(Element location listings)
◇ ◇ ◇ ◇ ◇ ◇ ◇

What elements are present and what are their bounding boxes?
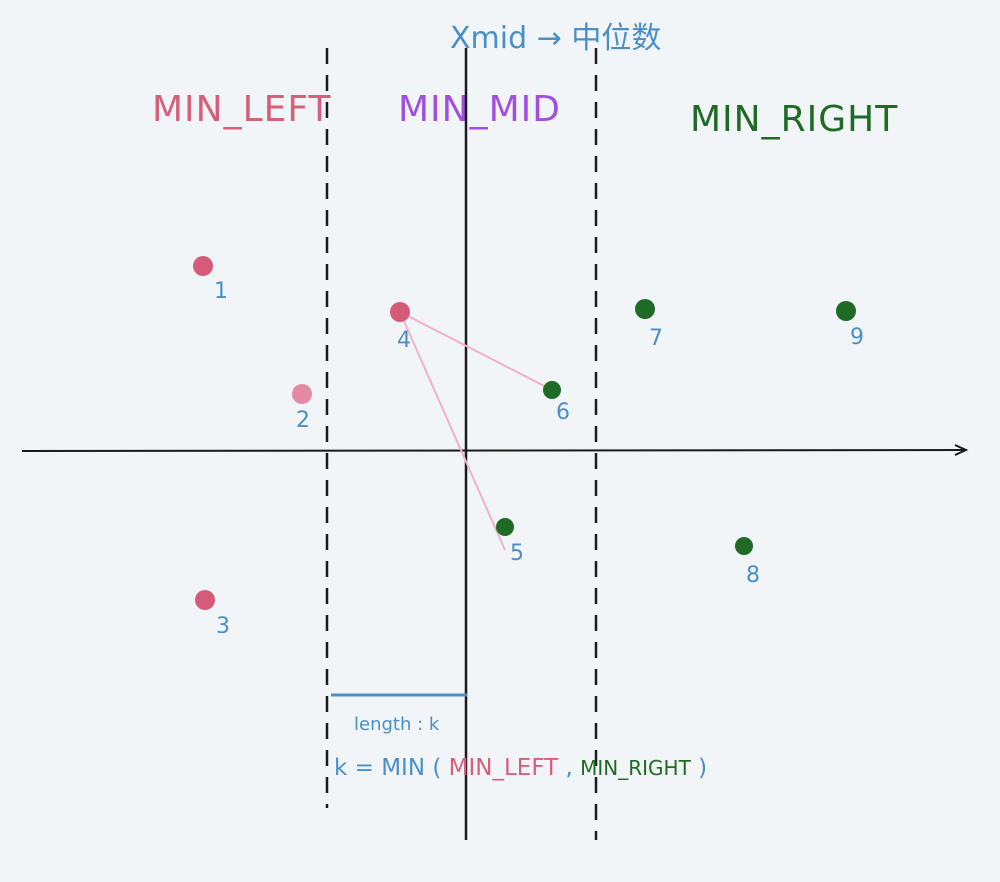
point-label-2: 2 [296, 408, 310, 433]
point-3 [195, 590, 215, 610]
region-label-min-right: MIN_RIGHT [690, 99, 898, 140]
length-k-label: length : k [354, 714, 440, 735]
x-axis-arrow-icon [954, 444, 969, 456]
formula: k = MIN ( MIN_LEFT , MIN_RIGHT ) [334, 755, 707, 781]
point-7 [635, 299, 655, 319]
x-axis [21, 449, 966, 452]
distance-line-4-5 [399, 311, 506, 551]
point-1 [193, 256, 213, 276]
point-label-4: 4 [397, 328, 411, 353]
point-6 [543, 381, 561, 399]
point-label-1: 1 [214, 279, 228, 304]
distance-line-4-6 [399, 311, 553, 391]
point-5 [496, 518, 514, 536]
formula-min-left: MIN_LEFT [449, 755, 560, 781]
region-label-min-left: MIN_LEFT [152, 89, 331, 130]
formula-min-right: MIN_RIGHT [580, 756, 691, 780]
formula-prefix: k = MIN ( [334, 755, 449, 781]
formula-suffix: ) [691, 755, 707, 781]
point-label-8: 8 [746, 563, 760, 588]
point-label-7: 7 [649, 326, 663, 351]
point-4 [390, 302, 410, 322]
region-label-min-mid: MIN_MID [398, 89, 561, 130]
point-9 [836, 301, 856, 321]
point-8 [735, 537, 753, 555]
point-label-5: 5 [510, 541, 524, 566]
point-2 [292, 384, 312, 404]
point-label-3: 3 [216, 614, 230, 639]
point-label-9: 9 [850, 325, 864, 350]
formula-sep: , [558, 755, 580, 781]
point-label-6: 6 [556, 400, 570, 425]
title-xmid-median: Xmid → 中位数 [450, 21, 661, 56]
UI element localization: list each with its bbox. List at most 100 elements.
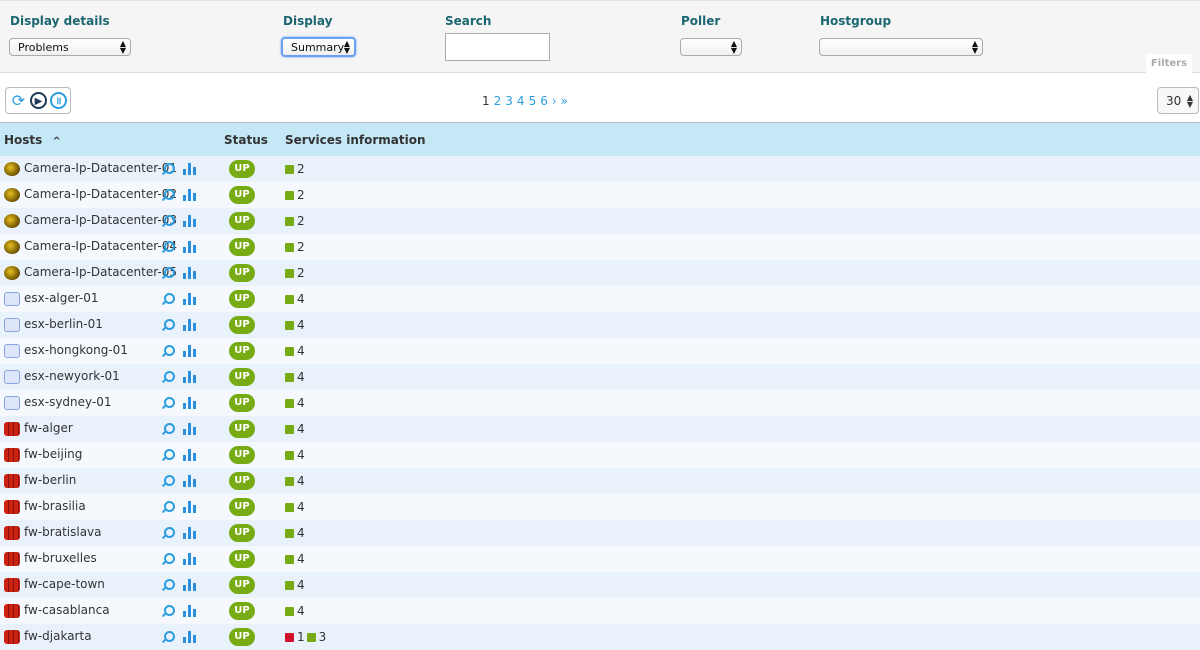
search-host-icon[interactable] (164, 449, 175, 460)
graph-icon[interactable] (183, 189, 196, 201)
per-page-select[interactable]: 30 ▲ ▼ (1157, 87, 1199, 114)
search-host-icon[interactable] (164, 501, 175, 512)
graph-icon[interactable] (183, 631, 196, 643)
service-count[interactable]: 2 (297, 162, 305, 176)
graph-icon[interactable] (183, 215, 196, 227)
display-select[interactable]: Summary ▲ ▼ (281, 37, 356, 57)
search-host-icon[interactable] (164, 293, 175, 304)
host-name[interactable]: fw-cape-town (24, 577, 105, 591)
graph-icon[interactable] (183, 293, 196, 305)
search-input[interactable] (445, 33, 550, 61)
host-name[interactable]: Camera-Ip-Datacenter-02 (24, 187, 177, 201)
search-host-icon[interactable] (164, 579, 175, 590)
host-name[interactable]: fw-alger (24, 421, 73, 435)
search-host-icon[interactable] (164, 267, 175, 278)
esx-host-icon (4, 292, 20, 306)
service-count[interactable]: 4 (297, 500, 305, 514)
host-name[interactable]: Camera-Ip-Datacenter-03 (24, 213, 177, 227)
page-link[interactable]: 4 (516, 94, 525, 108)
filters-tab[interactable]: Filters (1146, 54, 1192, 73)
service-ok-icon (285, 190, 294, 200)
graph-icon[interactable] (183, 319, 196, 331)
service-count[interactable]: 4 (297, 396, 305, 410)
graph-icon[interactable] (183, 501, 196, 513)
graph-icon[interactable] (183, 449, 196, 461)
search-host-icon[interactable] (164, 189, 175, 200)
service-count[interactable]: 2 (297, 188, 305, 202)
host-name[interactable]: fw-casablanca (24, 603, 110, 617)
hosts-column-header[interactable]: Hosts ^ (4, 133, 61, 147)
pause-icon[interactable]: ॥ (50, 92, 67, 109)
search-host-icon[interactable] (164, 345, 175, 356)
graph-icon[interactable] (183, 267, 196, 279)
search-host-icon[interactable] (164, 605, 175, 616)
service-count[interactable]: 4 (297, 370, 305, 384)
page-link[interactable]: 3 (505, 94, 513, 108)
poller-select[interactable]: ▲ ▼ (680, 38, 742, 56)
graph-icon[interactable] (183, 527, 196, 539)
page-link[interactable]: 6 (540, 94, 548, 108)
host-name[interactable]: esx-hongkong-01 (24, 343, 128, 357)
search-host-icon[interactable] (164, 527, 175, 538)
service-count[interactable]: 4 (297, 604, 305, 618)
service-count[interactable]: 2 (297, 240, 305, 254)
graph-icon[interactable] (183, 423, 196, 435)
last-page-icon[interactable]: » (560, 94, 568, 108)
host-name[interactable]: esx-alger-01 (24, 291, 99, 305)
page-link[interactable]: 5 (528, 94, 537, 108)
search-host-icon[interactable] (164, 475, 175, 486)
service-count[interactable]: 4 (297, 552, 305, 566)
graph-icon[interactable] (183, 345, 196, 357)
host-name[interactable]: Camera-Ip-Datacenter-01 (24, 161, 177, 175)
graph-icon[interactable] (183, 371, 196, 383)
service-count[interactable]: 1 (297, 630, 305, 644)
service-count[interactable]: 4 (297, 474, 305, 488)
graph-icon[interactable] (183, 605, 196, 617)
host-name[interactable]: fw-beijing (24, 447, 83, 461)
service-count[interactable]: 4 (297, 318, 305, 332)
service-count[interactable]: 2 (297, 214, 305, 228)
search-host-icon[interactable] (164, 319, 175, 330)
service-count[interactable]: 2 (297, 266, 305, 280)
host-name[interactable]: Camera-Ip-Datacenter-05 (24, 265, 177, 279)
host-name[interactable]: esx-sydney-01 (24, 395, 112, 409)
service-count[interactable]: 4 (297, 344, 305, 358)
search-host-icon[interactable] (164, 241, 175, 252)
host-name[interactable]: fw-brasilia (24, 499, 86, 513)
service-count[interactable]: 4 (297, 578, 305, 592)
search-host-icon[interactable] (164, 215, 175, 226)
search-host-icon[interactable] (164, 163, 175, 174)
service-count[interactable]: 4 (297, 526, 305, 540)
display-details-select[interactable]: Problems ▲ ▼ (9, 38, 131, 56)
search-host-icon[interactable] (164, 631, 175, 642)
next-page-icon[interactable]: › (551, 94, 557, 108)
search-host-icon[interactable] (164, 553, 175, 564)
graph-icon[interactable] (183, 397, 196, 409)
host-name[interactable]: fw-djakarta (24, 629, 92, 643)
host-name[interactable]: fw-bratislava (24, 525, 102, 539)
sort-asc-icon[interactable]: ^ (52, 136, 61, 147)
graph-icon[interactable] (183, 579, 196, 591)
host-name[interactable]: Camera-Ip-Datacenter-04 (24, 239, 177, 253)
host-name[interactable]: fw-bruxelles (24, 551, 97, 565)
graph-icon[interactable] (183, 475, 196, 487)
status-badge: UP (229, 472, 255, 490)
search-host-icon[interactable] (164, 397, 175, 408)
search-host-icon[interactable] (164, 423, 175, 434)
service-count[interactable]: 4 (297, 292, 305, 306)
service-count[interactable]: 3 (318, 630, 327, 644)
service-count[interactable]: 4 (297, 448, 305, 462)
page-link[interactable]: 2 (493, 94, 502, 108)
refresh-icon[interactable]: ⟳ (11, 91, 26, 110)
host-name[interactable]: esx-berlin-01 (24, 317, 103, 331)
graph-icon[interactable] (183, 163, 196, 175)
play-icon[interactable]: ▶ (30, 92, 47, 109)
service-count[interactable]: 4 (297, 422, 305, 436)
host-name[interactable]: fw-berlin (24, 473, 77, 487)
graph-icon[interactable] (183, 553, 196, 565)
search-host-icon[interactable] (164, 371, 175, 382)
graph-icon[interactable] (183, 241, 196, 253)
status-column-header[interactable]: Status (224, 133, 268, 147)
host-name[interactable]: esx-newyork-01 (24, 369, 120, 383)
hostgroup-select[interactable]: ▲ ▼ (819, 38, 983, 56)
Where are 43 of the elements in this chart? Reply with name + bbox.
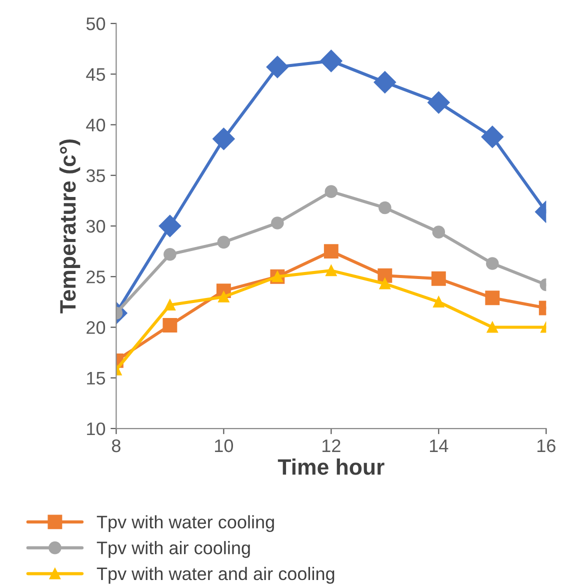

◇ ◇ ◇ ◇ ◇ ◇ ◇

• _Exercise details_: Copy the entries word for word, starting at the very first line and stopping after the line that contains "UI element localization: list". Leave the pictures out of your copy.

• _Answer below_:
What elements are present and what are their bounding boxes?
point-label-2: 2 [296, 408, 310, 433]
point-3 [195, 590, 215, 610]
region-label-min-right: MIN_RIGHT [690, 99, 898, 140]
length-k-label: length : k [354, 714, 440, 735]
x-axis-arrow-icon [954, 444, 969, 456]
formula: k = MIN ( MIN_LEFT , MIN_RIGHT ) [334, 755, 707, 781]
point-7 [635, 299, 655, 319]
x-axis [21, 449, 966, 452]
distance-line-4-5 [399, 311, 506, 551]
point-1 [193, 256, 213, 276]
point-label-4: 4 [397, 328, 411, 353]
point-6 [543, 381, 561, 399]
point-label-1: 1 [214, 279, 228, 304]
distance-line-4-6 [399, 311, 553, 391]
point-5 [496, 518, 514, 536]
formula-min-left: MIN_LEFT [449, 755, 560, 781]
region-label-min-left: MIN_LEFT [152, 89, 331, 130]
formula-min-right: MIN_RIGHT [580, 756, 691, 780]
formula-prefix: k = MIN ( [334, 755, 449, 781]
formula-suffix: ) [691, 755, 707, 781]
point-label-8: 8 [746, 563, 760, 588]
point-label-7: 7 [649, 326, 663, 351]
point-4 [390, 302, 410, 322]
region-label-min-mid: MIN_MID [398, 89, 561, 130]
point-9 [836, 301, 856, 321]
point-8 [735, 537, 753, 555]
point-label-5: 5 [510, 541, 524, 566]
point-2 [292, 384, 312, 404]
point-label-3: 3 [216, 614, 230, 639]
point-label-9: 9 [850, 325, 864, 350]
formula-sep: , [558, 755, 580, 781]
point-label-6: 6 [556, 400, 570, 425]
title-xmid-median: Xmid → 中位数 [450, 21, 661, 56]
UI element localization: list each with its bbox. List at most 100 elements.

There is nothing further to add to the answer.